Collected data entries
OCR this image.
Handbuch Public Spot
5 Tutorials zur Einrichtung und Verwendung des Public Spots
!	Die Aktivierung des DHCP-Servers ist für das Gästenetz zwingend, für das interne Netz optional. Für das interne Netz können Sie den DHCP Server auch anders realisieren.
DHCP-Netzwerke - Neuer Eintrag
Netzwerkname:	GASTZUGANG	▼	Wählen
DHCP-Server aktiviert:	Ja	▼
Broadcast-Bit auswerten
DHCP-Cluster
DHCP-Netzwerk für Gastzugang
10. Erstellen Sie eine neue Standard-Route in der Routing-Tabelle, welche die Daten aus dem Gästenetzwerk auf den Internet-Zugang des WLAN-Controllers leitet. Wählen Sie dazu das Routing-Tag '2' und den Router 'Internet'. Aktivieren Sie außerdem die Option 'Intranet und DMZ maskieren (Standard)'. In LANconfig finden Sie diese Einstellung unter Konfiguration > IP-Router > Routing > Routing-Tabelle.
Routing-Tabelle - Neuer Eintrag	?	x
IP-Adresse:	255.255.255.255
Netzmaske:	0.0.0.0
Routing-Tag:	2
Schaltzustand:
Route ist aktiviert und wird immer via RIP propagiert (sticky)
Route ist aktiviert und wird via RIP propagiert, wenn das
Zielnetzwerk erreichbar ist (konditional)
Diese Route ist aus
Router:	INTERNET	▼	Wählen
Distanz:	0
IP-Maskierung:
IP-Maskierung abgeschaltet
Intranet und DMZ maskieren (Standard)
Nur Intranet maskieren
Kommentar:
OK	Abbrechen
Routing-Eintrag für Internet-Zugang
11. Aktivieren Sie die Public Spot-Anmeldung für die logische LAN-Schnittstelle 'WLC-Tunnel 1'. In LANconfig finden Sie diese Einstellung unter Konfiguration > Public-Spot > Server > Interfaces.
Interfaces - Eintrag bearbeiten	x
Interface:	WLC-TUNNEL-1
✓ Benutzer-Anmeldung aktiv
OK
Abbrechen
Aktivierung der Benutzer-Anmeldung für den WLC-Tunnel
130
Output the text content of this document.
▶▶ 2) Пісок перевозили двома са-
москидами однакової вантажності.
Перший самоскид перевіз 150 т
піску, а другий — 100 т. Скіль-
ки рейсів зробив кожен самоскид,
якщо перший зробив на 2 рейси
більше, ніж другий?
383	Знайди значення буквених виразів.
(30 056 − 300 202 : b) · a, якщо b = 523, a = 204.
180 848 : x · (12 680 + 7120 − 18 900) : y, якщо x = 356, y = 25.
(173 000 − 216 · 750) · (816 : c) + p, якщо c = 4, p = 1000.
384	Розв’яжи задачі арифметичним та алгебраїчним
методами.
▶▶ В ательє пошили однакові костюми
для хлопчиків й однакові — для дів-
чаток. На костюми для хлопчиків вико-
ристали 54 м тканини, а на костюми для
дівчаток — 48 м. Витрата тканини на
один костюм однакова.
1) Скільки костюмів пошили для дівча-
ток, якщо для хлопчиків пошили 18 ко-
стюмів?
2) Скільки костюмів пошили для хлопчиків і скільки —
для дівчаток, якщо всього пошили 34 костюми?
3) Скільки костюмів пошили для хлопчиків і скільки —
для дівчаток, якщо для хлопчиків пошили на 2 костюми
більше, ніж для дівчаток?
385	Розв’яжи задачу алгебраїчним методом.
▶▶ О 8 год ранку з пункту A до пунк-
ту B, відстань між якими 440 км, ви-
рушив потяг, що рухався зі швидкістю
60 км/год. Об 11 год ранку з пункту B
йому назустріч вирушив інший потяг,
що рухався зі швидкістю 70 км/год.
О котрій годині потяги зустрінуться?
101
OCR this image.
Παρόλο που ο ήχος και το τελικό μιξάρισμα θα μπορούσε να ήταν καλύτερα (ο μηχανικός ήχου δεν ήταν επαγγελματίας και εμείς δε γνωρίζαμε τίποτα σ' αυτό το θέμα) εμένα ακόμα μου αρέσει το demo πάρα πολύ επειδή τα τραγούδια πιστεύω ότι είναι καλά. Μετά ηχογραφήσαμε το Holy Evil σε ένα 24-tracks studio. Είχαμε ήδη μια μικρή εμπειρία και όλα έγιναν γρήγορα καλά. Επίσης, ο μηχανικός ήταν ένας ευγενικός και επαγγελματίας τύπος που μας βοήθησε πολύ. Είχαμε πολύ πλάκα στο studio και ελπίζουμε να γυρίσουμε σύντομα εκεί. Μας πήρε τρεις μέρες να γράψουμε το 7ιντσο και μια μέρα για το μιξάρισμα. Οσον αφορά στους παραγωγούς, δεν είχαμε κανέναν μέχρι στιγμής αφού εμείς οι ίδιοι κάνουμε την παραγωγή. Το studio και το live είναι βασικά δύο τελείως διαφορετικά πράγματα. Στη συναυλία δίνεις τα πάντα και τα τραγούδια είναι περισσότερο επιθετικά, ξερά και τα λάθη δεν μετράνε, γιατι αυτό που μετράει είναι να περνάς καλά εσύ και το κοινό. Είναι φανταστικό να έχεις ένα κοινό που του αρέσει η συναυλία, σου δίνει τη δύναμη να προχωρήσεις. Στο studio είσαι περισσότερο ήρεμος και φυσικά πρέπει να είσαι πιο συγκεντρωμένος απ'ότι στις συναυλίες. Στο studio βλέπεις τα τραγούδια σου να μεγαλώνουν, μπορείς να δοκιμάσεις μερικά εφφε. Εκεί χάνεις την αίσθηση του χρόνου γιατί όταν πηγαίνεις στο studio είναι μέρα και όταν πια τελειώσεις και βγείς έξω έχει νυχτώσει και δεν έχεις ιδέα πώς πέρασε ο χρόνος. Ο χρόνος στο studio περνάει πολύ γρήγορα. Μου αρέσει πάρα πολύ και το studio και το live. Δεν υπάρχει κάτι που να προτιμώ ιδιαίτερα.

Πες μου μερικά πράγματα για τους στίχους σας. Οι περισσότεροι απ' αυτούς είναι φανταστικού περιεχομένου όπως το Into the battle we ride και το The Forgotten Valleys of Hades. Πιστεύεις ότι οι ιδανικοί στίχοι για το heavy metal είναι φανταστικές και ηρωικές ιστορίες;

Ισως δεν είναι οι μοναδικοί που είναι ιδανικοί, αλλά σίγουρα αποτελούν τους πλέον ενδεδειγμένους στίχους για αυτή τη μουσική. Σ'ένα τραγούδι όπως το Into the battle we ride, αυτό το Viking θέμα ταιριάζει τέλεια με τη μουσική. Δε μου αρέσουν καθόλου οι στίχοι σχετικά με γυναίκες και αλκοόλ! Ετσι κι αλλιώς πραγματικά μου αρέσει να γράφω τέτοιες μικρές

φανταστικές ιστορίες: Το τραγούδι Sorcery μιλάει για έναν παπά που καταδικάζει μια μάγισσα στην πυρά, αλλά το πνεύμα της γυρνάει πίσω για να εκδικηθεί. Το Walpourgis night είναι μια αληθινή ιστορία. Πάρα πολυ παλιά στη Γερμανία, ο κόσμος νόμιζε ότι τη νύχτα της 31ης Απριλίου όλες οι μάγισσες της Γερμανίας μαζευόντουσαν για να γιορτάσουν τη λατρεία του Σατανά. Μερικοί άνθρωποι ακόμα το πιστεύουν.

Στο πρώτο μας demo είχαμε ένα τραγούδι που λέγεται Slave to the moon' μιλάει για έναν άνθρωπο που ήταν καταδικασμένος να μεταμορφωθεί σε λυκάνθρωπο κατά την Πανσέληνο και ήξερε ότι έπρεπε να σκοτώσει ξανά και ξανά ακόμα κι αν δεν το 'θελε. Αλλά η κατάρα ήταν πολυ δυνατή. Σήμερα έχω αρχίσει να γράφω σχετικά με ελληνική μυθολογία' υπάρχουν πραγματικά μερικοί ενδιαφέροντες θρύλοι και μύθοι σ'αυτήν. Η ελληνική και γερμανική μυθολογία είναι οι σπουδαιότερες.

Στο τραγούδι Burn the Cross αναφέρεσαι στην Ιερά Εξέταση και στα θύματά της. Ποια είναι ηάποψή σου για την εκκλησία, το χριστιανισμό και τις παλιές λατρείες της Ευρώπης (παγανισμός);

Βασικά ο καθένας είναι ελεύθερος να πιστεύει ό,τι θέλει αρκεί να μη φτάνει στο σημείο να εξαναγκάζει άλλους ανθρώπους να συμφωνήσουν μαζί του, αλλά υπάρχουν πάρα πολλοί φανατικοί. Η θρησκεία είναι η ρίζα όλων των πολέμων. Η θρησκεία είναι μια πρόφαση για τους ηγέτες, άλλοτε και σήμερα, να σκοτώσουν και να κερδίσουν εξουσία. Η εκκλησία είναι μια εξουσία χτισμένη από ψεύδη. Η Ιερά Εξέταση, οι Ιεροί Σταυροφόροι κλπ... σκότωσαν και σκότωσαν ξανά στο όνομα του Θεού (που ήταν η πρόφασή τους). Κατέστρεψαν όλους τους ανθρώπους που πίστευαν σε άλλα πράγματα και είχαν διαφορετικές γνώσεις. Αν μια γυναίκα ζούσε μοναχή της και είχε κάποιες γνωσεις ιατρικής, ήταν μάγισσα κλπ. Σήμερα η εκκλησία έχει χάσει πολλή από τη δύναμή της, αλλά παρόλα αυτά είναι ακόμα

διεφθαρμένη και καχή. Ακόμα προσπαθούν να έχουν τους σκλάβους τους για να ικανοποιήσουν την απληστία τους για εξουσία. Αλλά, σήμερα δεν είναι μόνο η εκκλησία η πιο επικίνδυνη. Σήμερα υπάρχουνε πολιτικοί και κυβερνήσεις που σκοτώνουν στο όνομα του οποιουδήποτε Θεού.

WHAT IS NEEDED = Find every line in the listing that holds the string "Скільки", then say how many there are as a bare number.

ANSWER BELOW = 3